* [GOAL OF THE EXERCISE] From first line to last, give the material again unchanged.

* [AVAILABLE RECORDS]
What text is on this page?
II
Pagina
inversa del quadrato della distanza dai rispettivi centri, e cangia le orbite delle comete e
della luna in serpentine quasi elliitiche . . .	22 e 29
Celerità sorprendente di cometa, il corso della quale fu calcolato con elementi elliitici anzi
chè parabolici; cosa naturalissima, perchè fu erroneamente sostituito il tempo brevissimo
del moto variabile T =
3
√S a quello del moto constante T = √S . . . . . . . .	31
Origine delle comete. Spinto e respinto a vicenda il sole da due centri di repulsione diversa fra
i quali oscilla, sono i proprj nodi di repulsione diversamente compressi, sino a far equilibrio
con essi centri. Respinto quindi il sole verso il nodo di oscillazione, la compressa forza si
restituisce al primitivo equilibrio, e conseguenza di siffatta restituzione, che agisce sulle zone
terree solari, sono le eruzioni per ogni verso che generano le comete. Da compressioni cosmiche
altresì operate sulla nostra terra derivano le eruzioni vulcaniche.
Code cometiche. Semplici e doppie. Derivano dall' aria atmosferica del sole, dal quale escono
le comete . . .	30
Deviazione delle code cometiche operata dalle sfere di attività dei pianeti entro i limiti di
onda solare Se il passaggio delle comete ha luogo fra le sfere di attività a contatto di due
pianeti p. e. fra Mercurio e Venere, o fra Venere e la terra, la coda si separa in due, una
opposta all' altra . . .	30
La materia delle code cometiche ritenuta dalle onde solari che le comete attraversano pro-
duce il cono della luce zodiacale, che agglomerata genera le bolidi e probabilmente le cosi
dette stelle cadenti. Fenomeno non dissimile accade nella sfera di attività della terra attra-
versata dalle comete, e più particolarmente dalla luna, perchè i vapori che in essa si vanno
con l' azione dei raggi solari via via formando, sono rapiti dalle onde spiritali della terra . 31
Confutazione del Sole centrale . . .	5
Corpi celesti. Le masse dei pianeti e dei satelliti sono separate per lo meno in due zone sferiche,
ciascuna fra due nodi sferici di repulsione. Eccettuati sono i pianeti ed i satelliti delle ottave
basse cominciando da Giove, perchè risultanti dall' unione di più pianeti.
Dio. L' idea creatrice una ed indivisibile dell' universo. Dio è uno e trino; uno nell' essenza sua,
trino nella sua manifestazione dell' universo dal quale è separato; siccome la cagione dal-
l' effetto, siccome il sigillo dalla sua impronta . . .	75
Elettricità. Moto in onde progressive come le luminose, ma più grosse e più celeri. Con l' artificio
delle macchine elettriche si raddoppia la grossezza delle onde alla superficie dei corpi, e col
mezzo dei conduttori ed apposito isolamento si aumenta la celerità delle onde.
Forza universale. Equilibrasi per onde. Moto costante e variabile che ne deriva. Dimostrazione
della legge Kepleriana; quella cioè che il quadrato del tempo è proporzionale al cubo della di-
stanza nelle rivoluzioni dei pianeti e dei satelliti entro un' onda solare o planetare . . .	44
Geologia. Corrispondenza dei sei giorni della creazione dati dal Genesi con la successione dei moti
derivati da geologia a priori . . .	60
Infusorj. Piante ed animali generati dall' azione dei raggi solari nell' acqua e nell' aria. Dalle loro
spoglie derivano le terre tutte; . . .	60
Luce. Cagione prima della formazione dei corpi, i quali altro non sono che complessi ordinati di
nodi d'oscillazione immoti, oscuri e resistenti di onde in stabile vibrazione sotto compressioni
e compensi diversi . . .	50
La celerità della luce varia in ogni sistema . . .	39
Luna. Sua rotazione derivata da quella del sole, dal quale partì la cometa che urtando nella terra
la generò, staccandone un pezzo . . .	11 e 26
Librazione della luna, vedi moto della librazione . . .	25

* [FINAL ANSWER]
What text is on this page?
II
Pagina
inversa del quadrato della distanza dai rispettivi centri, e cangia le orbite delle comete e
della luna in serpentine quasi elliitiche . . .	22 e 29
Celerità sorprendente di cometa, il corso della quale fu calcolato con elementi elliitici anzi
chè parabolici; cosa naturalissima, perchè fu erroneamente sostituito il tempo brevissimo
del moto variabile T =
3
√S a quello del moto constante T = √S . . . . . . . .	31
Origine delle comete. Spinto e respinto a vicenda il sole da due centri di repulsione diversa fra
i quali oscilla, sono i proprj nodi di repulsione diversamente compressi, sino a far equilibrio
con essi centri. Respinto quindi il sole verso il nodo di oscillazione, la compressa forza si
restituisce al primitivo equilibrio, e conseguenza di siffatta restituzione, che agisce sulle zone
terree solari, sono le eruzioni per ogni verso che generano le comete. Da compressioni cosmiche
altresì operate sulla nostra terra derivano le eruzioni vulcaniche.
Code cometiche. Semplici e doppie. Derivano dall' aria atmosferica del sole, dal quale escono
le comete . . .	30
Deviazione delle code cometiche operata dalle sfere di attività dei pianeti entro i limiti di
onda solare Se il passaggio delle comete ha luogo fra le sfere di attività a contatto di due
pianeti p. e. fra Mercurio e Venere, o fra Venere e la terra, la coda si separa in due, una
opposta all' altra . . .	30
La materia delle code cometiche ritenuta dalle onde solari che le comete attraversano pro-
duce il cono della luce zodiacale, che agglomerata genera le bolidi e probabilmente le cosi
dette stelle cadenti. Fenomeno non dissimile accade nella sfera di attività della terra attra-
versata dalle comete, e più particolarmente dalla luna, perchè i vapori che in essa si vanno
con l' azione dei raggi solari via via formando, sono rapiti dalle onde spiritali della terra . 31
Confutazione del Sole centrale . . .	5
Corpi celesti. Le masse dei pianeti e dei satelliti sono separate per lo meno in due zone sferiche,
ciascuna fra due nodi sferici di repulsione. Eccettuati sono i pianeti ed i satelliti delle ottave
basse cominciando da Giove, perchè risultanti dall' unione di più pianeti.
Dio. L' idea creatrice una ed indivisibile dell' universo. Dio è uno e trino; uno nell' essenza sua,
trino nella sua manifestazione dell' universo dal quale è separato; siccome la cagione dal-
l' effetto, siccome il sigillo dalla sua impronta . . .	75
Elettricità. Moto in onde progressive come le luminose, ma più grosse e più celeri. Con l' artificio
delle macchine elettriche si raddoppia la grossezza delle onde alla superficie dei corpi, e col
mezzo dei conduttori ed apposito isolamento si aumenta la celerità delle onde.
Forza universale. Equilibrasi per onde. Moto costante e variabile che ne deriva. Dimostrazione
della legge Kepleriana; quella cioè che il quadrato del tempo è proporzionale al cubo della di-
stanza nelle rivoluzioni dei pianeti e dei satelliti entro un' onda solare o planetare . . .	44
Geologia. Corrispondenza dei sei giorni della creazione dati dal Genesi con la successione dei moti
derivati da geologia a priori . . .	60
Infusorj. Piante ed animali generati dall' azione dei raggi solari nell' acqua e nell' aria. Dalle loro
spoglie derivano le terre tutte; . . .	60
Luce. Cagione prima della formazione dei corpi, i quali altro non sono che complessi ordinati di
nodi d'oscillazione immoti, oscuri e resistenti di onde in stabile vibrazione sotto compressioni
e compensi diversi . . .	50
La celerità della luce varia in ogni sistema . . .	39
Luna. Sua rotazione derivata da quella del sole, dal quale partì la cometa che urtando nella terra
la generò, staccandone un pezzo . . .	11 e 26
Librazione della luna, vedi moto della librazione . . .	25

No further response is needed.